** begin DATASET RECORDS **

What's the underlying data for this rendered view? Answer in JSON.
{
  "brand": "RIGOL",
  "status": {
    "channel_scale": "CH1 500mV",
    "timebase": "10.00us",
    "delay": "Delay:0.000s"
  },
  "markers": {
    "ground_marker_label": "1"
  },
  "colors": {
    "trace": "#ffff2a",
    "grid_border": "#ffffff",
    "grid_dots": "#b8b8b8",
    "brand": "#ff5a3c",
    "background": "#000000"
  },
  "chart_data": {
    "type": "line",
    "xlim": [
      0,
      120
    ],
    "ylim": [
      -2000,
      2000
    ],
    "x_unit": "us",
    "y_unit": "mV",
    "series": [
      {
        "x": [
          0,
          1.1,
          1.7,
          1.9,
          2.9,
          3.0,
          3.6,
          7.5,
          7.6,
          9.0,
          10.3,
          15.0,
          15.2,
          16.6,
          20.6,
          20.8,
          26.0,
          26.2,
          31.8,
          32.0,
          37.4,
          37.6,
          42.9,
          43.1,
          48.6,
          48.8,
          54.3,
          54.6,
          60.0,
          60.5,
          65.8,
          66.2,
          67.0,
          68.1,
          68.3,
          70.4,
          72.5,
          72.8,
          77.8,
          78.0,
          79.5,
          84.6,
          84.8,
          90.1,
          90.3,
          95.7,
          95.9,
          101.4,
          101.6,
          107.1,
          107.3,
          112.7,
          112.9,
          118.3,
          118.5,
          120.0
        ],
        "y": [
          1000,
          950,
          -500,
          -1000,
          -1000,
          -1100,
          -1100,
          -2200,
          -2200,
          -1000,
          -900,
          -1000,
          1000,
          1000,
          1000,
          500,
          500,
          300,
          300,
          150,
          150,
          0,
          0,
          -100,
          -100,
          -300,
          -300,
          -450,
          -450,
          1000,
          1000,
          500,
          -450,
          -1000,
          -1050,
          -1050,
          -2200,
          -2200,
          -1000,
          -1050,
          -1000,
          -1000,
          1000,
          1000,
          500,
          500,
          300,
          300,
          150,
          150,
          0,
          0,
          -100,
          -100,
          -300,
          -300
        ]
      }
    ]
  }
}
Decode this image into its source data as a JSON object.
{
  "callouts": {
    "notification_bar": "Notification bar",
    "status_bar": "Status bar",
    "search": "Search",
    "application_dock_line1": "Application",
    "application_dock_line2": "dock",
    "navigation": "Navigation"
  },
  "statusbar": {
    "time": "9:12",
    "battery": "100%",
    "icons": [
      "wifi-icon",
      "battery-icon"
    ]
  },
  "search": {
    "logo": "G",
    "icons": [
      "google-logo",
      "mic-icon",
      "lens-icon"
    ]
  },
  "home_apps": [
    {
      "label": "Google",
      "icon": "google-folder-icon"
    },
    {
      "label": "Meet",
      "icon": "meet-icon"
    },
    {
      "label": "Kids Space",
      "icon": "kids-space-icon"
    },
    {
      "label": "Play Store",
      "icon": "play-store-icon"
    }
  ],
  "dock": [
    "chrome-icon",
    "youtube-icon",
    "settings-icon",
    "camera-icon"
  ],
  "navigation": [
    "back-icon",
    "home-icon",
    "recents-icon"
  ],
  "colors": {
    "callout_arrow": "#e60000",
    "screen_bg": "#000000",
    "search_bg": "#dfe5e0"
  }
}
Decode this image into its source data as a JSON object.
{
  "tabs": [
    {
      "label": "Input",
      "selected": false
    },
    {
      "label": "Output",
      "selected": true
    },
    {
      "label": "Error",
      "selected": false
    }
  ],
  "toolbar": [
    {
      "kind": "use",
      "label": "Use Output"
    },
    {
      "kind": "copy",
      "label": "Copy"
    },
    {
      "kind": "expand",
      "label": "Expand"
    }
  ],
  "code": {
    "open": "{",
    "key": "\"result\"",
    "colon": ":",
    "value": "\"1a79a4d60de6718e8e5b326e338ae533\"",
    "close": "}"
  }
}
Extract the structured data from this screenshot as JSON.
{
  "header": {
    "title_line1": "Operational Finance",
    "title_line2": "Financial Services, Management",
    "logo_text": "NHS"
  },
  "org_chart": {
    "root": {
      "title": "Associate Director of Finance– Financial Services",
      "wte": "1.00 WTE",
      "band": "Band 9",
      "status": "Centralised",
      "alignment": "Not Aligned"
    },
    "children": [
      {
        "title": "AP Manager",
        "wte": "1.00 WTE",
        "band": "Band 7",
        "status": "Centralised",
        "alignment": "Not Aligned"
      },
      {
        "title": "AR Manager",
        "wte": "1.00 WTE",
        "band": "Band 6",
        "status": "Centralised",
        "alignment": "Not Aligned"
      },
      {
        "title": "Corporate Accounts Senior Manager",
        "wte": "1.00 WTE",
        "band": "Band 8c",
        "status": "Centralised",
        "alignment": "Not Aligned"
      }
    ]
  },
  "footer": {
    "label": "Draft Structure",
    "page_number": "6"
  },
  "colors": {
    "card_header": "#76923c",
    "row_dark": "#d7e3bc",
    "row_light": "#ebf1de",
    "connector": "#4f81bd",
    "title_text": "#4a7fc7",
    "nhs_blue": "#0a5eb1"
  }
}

** end DATASET RECORDS **

_STATED TASK:_
Count how many lines contain "Band" and give only that count.

_FINAL RESULT:_
4